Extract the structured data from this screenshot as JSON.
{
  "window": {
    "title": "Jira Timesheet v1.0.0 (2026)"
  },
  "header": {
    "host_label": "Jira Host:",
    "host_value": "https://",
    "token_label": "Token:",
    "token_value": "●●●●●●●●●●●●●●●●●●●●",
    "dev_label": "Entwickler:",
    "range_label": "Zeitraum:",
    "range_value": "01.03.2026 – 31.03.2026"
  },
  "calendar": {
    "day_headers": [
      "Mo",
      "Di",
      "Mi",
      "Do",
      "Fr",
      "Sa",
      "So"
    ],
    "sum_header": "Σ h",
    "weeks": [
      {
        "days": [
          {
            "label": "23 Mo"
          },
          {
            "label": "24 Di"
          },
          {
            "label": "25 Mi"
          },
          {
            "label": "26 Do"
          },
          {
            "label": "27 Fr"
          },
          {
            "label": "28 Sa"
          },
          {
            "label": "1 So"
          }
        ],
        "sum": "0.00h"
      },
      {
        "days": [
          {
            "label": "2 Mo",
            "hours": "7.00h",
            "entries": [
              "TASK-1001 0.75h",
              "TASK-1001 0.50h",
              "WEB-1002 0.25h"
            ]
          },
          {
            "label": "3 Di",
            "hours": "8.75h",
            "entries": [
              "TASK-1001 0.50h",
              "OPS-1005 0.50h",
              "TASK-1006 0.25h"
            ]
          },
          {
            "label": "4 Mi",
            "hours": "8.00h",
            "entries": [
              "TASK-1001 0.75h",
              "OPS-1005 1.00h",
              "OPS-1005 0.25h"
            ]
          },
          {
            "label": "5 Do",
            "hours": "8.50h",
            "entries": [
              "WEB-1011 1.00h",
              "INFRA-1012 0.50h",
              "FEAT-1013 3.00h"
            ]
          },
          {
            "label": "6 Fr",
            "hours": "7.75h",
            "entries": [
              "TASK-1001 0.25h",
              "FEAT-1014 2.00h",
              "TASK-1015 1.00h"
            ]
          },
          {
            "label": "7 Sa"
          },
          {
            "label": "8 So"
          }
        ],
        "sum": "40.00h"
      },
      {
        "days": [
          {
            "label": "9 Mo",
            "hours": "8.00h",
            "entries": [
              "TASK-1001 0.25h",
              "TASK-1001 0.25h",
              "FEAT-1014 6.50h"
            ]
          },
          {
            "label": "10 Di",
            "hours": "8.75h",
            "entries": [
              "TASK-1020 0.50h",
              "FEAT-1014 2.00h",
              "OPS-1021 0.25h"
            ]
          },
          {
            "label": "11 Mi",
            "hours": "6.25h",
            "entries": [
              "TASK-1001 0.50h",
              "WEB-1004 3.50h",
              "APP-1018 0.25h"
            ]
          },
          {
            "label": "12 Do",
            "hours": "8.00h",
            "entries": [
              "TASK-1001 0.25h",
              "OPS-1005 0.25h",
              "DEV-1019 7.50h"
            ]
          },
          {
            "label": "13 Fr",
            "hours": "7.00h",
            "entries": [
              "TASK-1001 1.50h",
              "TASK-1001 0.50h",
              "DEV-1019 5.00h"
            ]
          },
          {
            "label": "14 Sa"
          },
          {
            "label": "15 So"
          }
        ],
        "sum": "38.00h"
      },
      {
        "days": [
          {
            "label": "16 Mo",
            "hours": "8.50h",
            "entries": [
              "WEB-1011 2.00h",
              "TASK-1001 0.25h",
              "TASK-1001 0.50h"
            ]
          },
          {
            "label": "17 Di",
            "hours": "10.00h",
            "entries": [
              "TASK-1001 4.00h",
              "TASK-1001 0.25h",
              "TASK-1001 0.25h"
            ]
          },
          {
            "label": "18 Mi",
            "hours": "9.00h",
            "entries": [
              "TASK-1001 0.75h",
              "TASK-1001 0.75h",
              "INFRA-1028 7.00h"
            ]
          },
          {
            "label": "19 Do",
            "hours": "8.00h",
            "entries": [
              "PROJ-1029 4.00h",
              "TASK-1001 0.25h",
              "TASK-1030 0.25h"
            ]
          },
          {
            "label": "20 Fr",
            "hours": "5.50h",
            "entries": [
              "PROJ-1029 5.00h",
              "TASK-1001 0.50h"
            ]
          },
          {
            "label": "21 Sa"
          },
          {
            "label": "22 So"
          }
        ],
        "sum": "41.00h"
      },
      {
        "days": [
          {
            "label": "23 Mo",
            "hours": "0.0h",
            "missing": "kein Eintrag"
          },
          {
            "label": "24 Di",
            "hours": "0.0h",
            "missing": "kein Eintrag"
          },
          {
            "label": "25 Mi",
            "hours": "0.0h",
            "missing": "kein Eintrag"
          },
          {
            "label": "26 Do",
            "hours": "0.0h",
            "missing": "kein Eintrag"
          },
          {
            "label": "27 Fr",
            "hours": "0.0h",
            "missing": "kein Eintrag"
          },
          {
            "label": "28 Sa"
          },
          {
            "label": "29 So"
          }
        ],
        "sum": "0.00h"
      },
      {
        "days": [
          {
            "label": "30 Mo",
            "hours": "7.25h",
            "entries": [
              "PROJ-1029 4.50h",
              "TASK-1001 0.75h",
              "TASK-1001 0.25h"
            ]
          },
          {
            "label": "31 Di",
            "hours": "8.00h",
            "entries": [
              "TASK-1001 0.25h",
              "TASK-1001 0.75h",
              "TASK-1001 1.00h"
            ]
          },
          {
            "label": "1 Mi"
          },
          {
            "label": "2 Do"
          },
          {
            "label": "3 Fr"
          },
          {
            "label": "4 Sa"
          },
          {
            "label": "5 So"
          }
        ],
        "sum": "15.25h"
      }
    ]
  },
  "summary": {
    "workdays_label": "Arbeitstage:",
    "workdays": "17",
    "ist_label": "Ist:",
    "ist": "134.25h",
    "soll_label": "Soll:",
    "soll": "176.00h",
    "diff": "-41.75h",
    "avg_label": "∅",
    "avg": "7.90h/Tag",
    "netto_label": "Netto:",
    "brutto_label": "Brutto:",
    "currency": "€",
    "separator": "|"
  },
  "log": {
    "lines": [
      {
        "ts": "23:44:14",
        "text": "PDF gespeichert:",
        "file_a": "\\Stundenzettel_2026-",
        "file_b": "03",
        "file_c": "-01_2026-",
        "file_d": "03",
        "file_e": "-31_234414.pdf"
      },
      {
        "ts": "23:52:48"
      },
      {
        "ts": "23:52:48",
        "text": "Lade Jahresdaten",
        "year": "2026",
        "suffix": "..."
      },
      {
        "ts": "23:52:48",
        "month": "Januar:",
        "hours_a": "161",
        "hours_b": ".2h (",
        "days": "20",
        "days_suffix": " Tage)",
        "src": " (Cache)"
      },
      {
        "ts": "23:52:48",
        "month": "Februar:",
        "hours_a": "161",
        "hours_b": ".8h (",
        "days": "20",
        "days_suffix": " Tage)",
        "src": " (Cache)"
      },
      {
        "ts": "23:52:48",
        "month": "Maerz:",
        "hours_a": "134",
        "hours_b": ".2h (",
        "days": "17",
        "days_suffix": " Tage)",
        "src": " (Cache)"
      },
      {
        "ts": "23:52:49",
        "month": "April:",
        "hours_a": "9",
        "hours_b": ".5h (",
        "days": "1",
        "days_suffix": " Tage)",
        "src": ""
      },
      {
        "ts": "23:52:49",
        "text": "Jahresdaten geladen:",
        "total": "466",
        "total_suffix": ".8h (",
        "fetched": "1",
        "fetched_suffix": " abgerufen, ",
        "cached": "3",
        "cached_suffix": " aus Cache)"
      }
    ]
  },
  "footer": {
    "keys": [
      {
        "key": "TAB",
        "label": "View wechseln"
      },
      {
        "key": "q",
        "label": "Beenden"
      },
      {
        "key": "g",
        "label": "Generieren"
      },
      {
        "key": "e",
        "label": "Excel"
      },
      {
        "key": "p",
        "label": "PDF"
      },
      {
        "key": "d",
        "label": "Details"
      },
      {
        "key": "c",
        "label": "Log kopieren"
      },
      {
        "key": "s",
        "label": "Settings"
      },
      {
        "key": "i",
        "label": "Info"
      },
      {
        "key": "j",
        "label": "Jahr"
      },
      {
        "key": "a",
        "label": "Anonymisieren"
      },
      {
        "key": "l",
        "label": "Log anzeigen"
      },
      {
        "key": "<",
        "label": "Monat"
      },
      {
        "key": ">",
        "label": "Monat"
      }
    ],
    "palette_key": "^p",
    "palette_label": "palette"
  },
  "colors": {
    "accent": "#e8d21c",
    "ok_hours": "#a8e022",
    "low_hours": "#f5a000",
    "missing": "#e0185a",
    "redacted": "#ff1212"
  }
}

**What is required**
Write out every line of the entries that holds the word "text".

**Answer below**
        "text": "PDF gespeichert:",
        "text": "Lade Jahresdaten",
        "text": "Jahresdaten geladen:",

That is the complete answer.